### Problem requirements
Images do not belong in the copy. Retype all the entries below exactly.
※ ※ ※
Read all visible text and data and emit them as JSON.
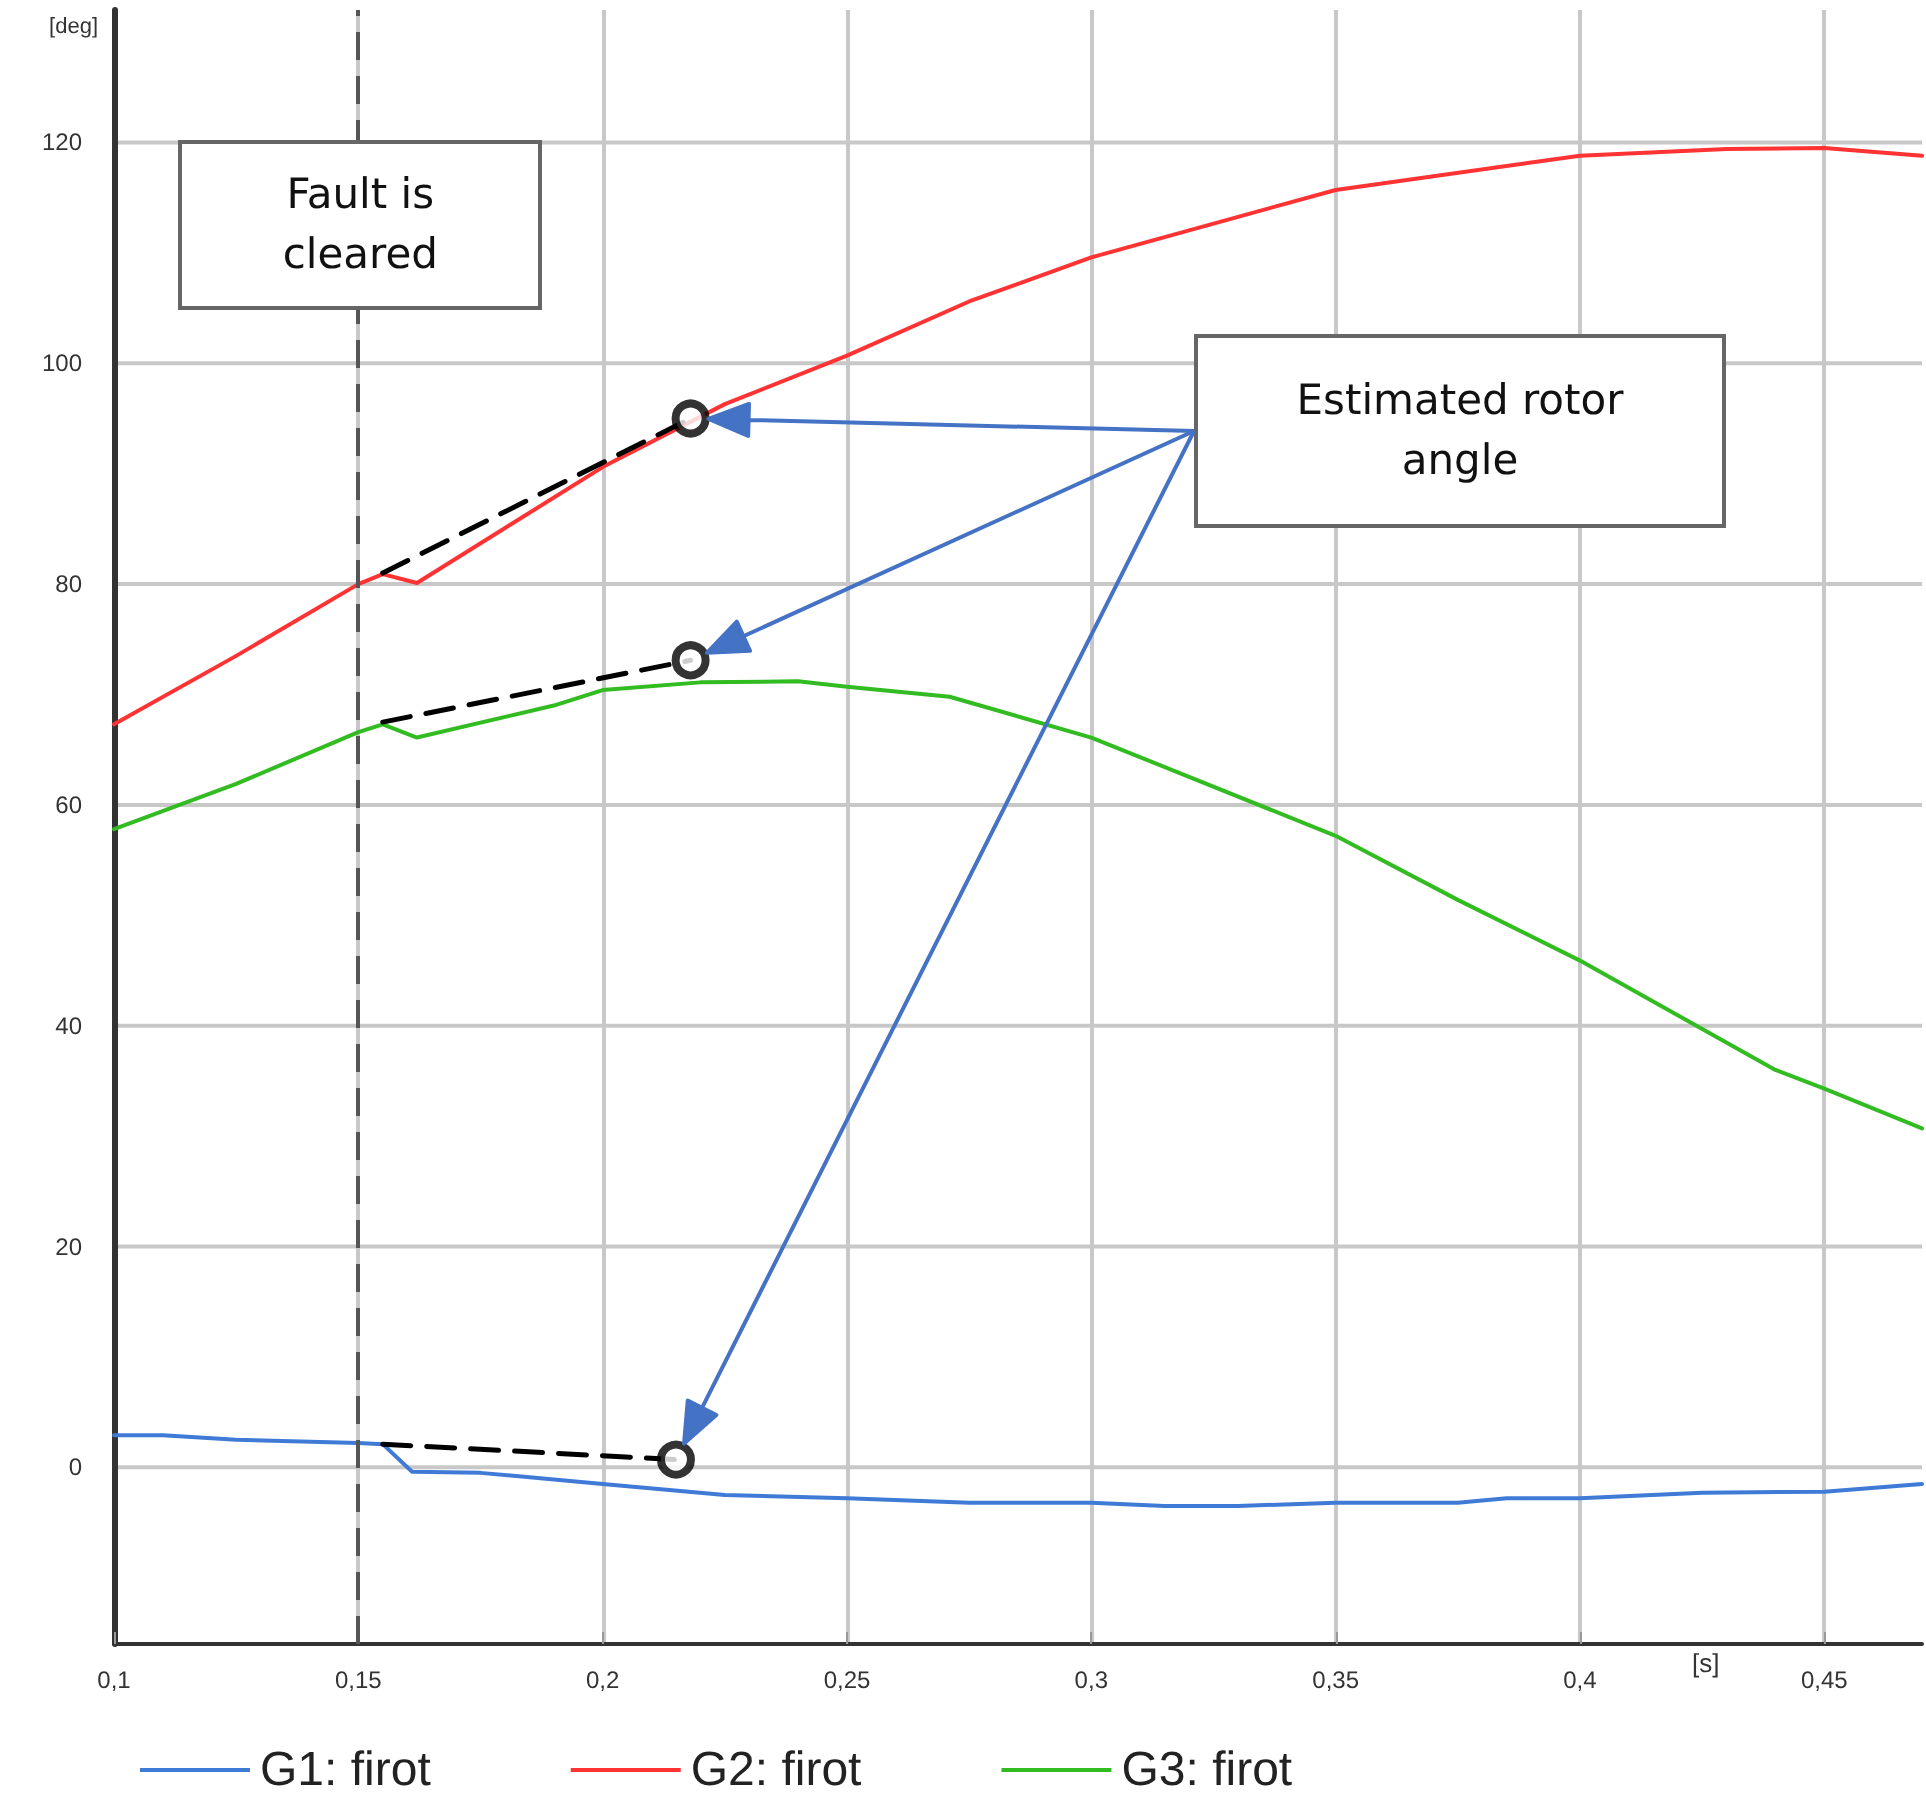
{
  "chart_data": {
    "type": "line",
    "xlabel": "[s]",
    "ylabel": "[deg]",
    "xlim": [
      0.1,
      0.47
    ],
    "ylim": [
      -16,
      132
    ],
    "xticks": [
      {
        "value": 0.1,
        "label": "0,1"
      },
      {
        "value": 0.15,
        "label": "0,15"
      },
      {
        "value": 0.2,
        "label": "0,2"
      },
      {
        "value": 0.25,
        "label": "0,25"
      },
      {
        "value": 0.3,
        "label": "0,3"
      },
      {
        "value": 0.35,
        "label": "0,35"
      },
      {
        "value": 0.4,
        "label": "0,4"
      },
      {
        "value": 0.45,
        "label": "0,45"
      }
    ],
    "yticks": [
      0,
      20,
      40,
      60,
      80,
      100,
      120
    ],
    "grid": true,
    "legend": "bottom",
    "marker": "none",
    "line_style": "solid",
    "series": [
      {
        "name": "G1: firot",
        "color": "#3f7ad6",
        "x": [
          0.1,
          0.11,
          0.125,
          0.15,
          0.155,
          0.161,
          0.175,
          0.2,
          0.225,
          0.25,
          0.275,
          0.3,
          0.315,
          0.33,
          0.35,
          0.375,
          0.385,
          0.4,
          0.425,
          0.45,
          0.47
        ],
        "values": [
          2.9,
          2.9,
          2.5,
          2.2,
          2.1,
          -0.4,
          -0.5,
          -1.5,
          -2.5,
          -2.8,
          -3.2,
          -3.2,
          -3.5,
          -3.5,
          -3.2,
          -3.2,
          -2.8,
          -2.8,
          -2.3,
          -2.2,
          -1.5
        ]
      },
      {
        "name": "G2: firot",
        "color": "#ff3333",
        "x": [
          0.1,
          0.125,
          0.15,
          0.155,
          0.162,
          0.2,
          0.225,
          0.25,
          0.275,
          0.3,
          0.35,
          0.4,
          0.43,
          0.45,
          0.47
        ],
        "values": [
          67.3,
          73.5,
          80,
          80.9,
          80.1,
          90.6,
          96.3,
          100.7,
          105.6,
          109.6,
          115.7,
          118.8,
          119.4,
          119.5,
          118.8
        ]
      },
      {
        "name": "G3: firot",
        "color": "#33bb22",
        "x": [
          0.1,
          0.125,
          0.15,
          0.155,
          0.162,
          0.19,
          0.2,
          0.22,
          0.24,
          0.25,
          0.271,
          0.3,
          0.35,
          0.375,
          0.4,
          0.44,
          0.45,
          0.47
        ],
        "values": [
          57.8,
          61.9,
          66.6,
          67.3,
          66.1,
          69,
          70.4,
          71.1,
          71.2,
          70.7,
          69.8,
          66.1,
          57.2,
          51.4,
          45.9,
          36,
          34.3,
          30.7
        ]
      },
      {
        "color": "#000000",
        "line_style": "dashed",
        "x": [
          0.155,
          0.215
        ],
        "values": [
          2.1,
          0.7
        ]
      },
      {
        "color": "#000000",
        "line_style": "dashed",
        "x": [
          0.155,
          0.218
        ],
        "values": [
          81,
          95
        ]
      },
      {
        "color": "#000000",
        "line_style": "dashed",
        "x": [
          0.155,
          0.218
        ],
        "values": [
          67.5,
          73.1
        ]
      },
      {
        "type": "scatter",
        "marker": "circle",
        "color": "#000000",
        "x": [
          0.215,
          0.218,
          0.218
        ],
        "values": [
          0.7,
          95,
          73.1
        ]
      }
    ],
    "ref_lines": [
      {
        "axis": "x",
        "value": 0.15,
        "label": "Fault is cleared",
        "color": "#555555",
        "line_style": "dashed"
      }
    ],
    "annotations": [
      "Estimated rotor angle"
    ]
  }
}
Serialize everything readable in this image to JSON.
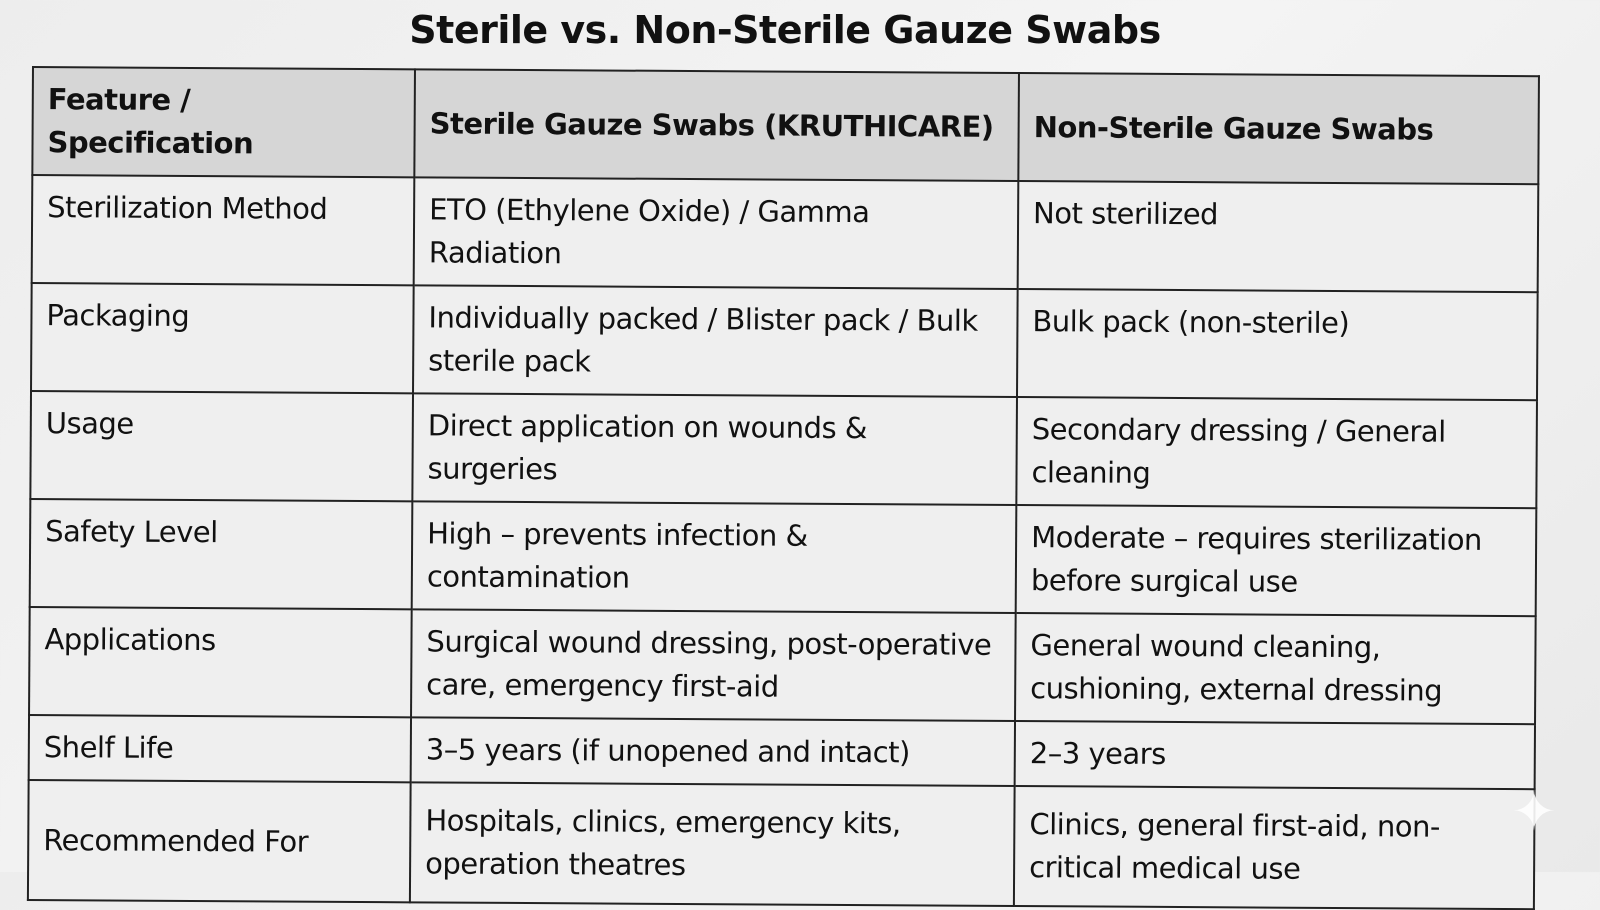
{
  "title": "Sterile vs. Non-Sterile Gauze Swabs",
  "headers": [
    "Feature / Specification",
    "Sterile Gauze Swabs (KRUTHICARE)",
    "Non-Sterile Gauze Swabs"
  ],
  "rows": [
    [
      "Sterilization Method",
      "ETO (Ethylene Oxide) / Gamma Radiation",
      "Not sterilized"
    ],
    [
      "Packaging",
      "Individually packed / Blister pack / Bulk sterile pack",
      "Bulk pack (non-sterile)"
    ],
    [
      "Usage",
      "Direct application on wounds & surgeries",
      "Secondary dressing / General cleaning"
    ],
    [
      "Safety Level",
      "High – prevents infection & contamination",
      "Moderate – requires sterilization before surgical use"
    ],
    [
      "Applications",
      "Surgical wound dressing, post-operative care, emergency first-aid",
      "General wound cleaning, cushioning, external dressing"
    ],
    [
      "Shelf Life",
      "3–5 years (if unopened and intact)",
      "2–3 years"
    ],
    [
      "Recommended For",
      "Hospitals, clinics, emergency kits, operation theatres",
      "Clinics, general first-aid, non-critical medical use"
    ]
  ],
  "colors": {
    "header_bg": "#d6d6d6",
    "cell_bg": "#efefef",
    "border": "#222222"
  },
  "icons": {
    "corner": "sparkle-icon"
  }
}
※ ※ ※
### Result
Read all visible text and data and emit them as JSON.
{
  "chart_data": {
    "type": "line",
    "xlabel": "[s]",
    "ylabel": "[deg]",
    "xlim": [
      0.1,
      0.47
    ],
    "ylim": [
      -16,
      132
    ],
    "xticks": [
      {
        "value": 0.1,
        "label": "0,1"
      },
      {
        "value": 0.15,
        "label": "0,15"
      },
      {
        "value": 0.2,
        "label": "0,2"
      },
      {
        "value": 0.25,
        "label": "0,25"
      },
      {
        "value": 0.3,
        "label": "0,3"
      },
      {
        "value": 0.35,
        "label": "0,35"
      },
      {
        "value": 0.4,
        "label": "0,4"
      },
      {
        "value": 0.45,
        "label": "0,45"
      }
    ],
    "yticks": [
      0,
      20,
      40,
      60,
      80,
      100,
      120
    ],
    "grid": true,
    "legend": "bottom",
    "marker": "none",
    "line_style": "solid",
    "series": [
      {
        "name": "G1: firot",
        "color": "#3f7ad6",
        "x": [
          0.1,
          0.11,
          0.125,
          0.15,
          0.155,
          0.161,
          0.175,
          0.2,
          0.225,
          0.25,
          0.275,
          0.3,
          0.315,
          0.33,
          0.35,
          0.375,
          0.385,
          0.4,
          0.425,
          0.45,
          0.47
        ],
        "values": [
          2.9,
          2.9,
          2.5,
          2.2,
          2.1,
          -0.4,
          -0.5,
          -1.5,
          -2.5,
          -2.8,
          -3.2,
          -3.2,
          -3.5,
          -3.5,
          -3.2,
          -3.2,
          -2.8,
          -2.8,
          -2.3,
          -2.2,
          -1.5
        ]
      },
      {
        "name": "G2: firot",
        "color": "#ff3333",
        "x": [
          0.1,
          0.125,
          0.15,
          0.155,
          0.162,
          0.2,
          0.225,
          0.25,
          0.275,
          0.3,
          0.35,
          0.4,
          0.43,
          0.45,
          0.47
        ],
        "values": [
          67.3,
          73.5,
          80,
          80.9,
          80.1,
          90.6,
          96.3,
          100.7,
          105.6,
          109.6,
          115.7,
          118.8,
          119.4,
          119.5,
          118.8
        ]
      },
      {
        "name": "G3: firot",
        "color": "#33bb22",
        "x": [
          0.1,
          0.125,
          0.15,
          0.155,
          0.162,
          0.19,
          0.2,
          0.22,
          0.24,
          0.25,
          0.271,
          0.3,
          0.35,
          0.375,
          0.4,
          0.44,
          0.45,
          0.47
        ],
        "values": [
          57.8,
          61.9,
          66.6,
          67.3,
          66.1,
          69,
          70.4,
          71.1,
          71.2,
          70.7,
          69.8,
          66.1,
          57.2,
          51.4,
          45.9,
          36,
          34.3,
          30.7
        ]
      },
      {
        "color": "#000000",
        "line_style": "dashed",
        "x": [
          0.155,
          0.215
        ],
        "values": [
          2.1,
          0.7
        ]
      },
      {
        "color": "#000000",
        "line_style": "dashed",
        "x": [
          0.155,
          0.218
        ],
        "values": [
          81,
          95
        ]
      },
      {
        "color": "#000000",
        "line_style": "dashed",
        "x": [
          0.155,
          0.218
        ],
        "values": [
          67.5,
          73.1
        ]
      },
      {
        "type": "scatter",
        "marker": "circle",
        "color": "#000000",
        "x": [
          0.215,
          0.218,
          0.218
        ],
        "values": [
          0.7,
          95,
          73.1
        ]
      }
    ],
    "ref_lines": [
      {
        "axis": "x",
        "value": 0.15,
        "label": "Fault is cleared",
        "color": "#555555",
        "line_style": "dashed"
      }
    ],
    "annotations": [
      "Estimated rotor angle"
    ]
  }
}
Serialize everything readable in this image to JSON.
{
  "title": "Sterile vs. Non-Sterile Gauze Swabs",
  "headers": [
    "Feature / Specification",
    "Sterile Gauze Swabs (KRUTHICARE)",
    "Non-Sterile Gauze Swabs"
  ],
  "rows": [
    [
      "Sterilization Method",
      "ETO (Ethylene Oxide) / Gamma Radiation",
      "Not sterilized"
    ],
    [
      "Packaging",
      "Individually packed / Blister pack / Bulk sterile pack",
      "Bulk pack (non-sterile)"
    ],
    [
      "Usage",
      "Direct application on wounds & surgeries",
      "Secondary dressing / General cleaning"
    ],
    [
      "Safety Level",
      "High – prevents infection & contamination",
      "Moderate – requires sterilization before surgical use"
    ],
    [
      "Applications",
      "Surgical wound dressing, post-operative care, emergency first-aid",
      "General wound cleaning, cushioning, external dressing"
    ],
    [
      "Shelf Life",
      "3–5 years (if unopened and intact)",
      "2–3 years"
    ],
    [
      "Recommended For",
      "Hospitals, clinics, emergency kits, operation theatres",
      "Clinics, general first-aid, non-critical medical use"
    ]
  ],
  "colors": {
    "header_bg": "#d6d6d6",
    "cell_bg": "#efefef",
    "border": "#222222"
  },
  "icons": {
    "corner": "sparkle-icon"
  }
}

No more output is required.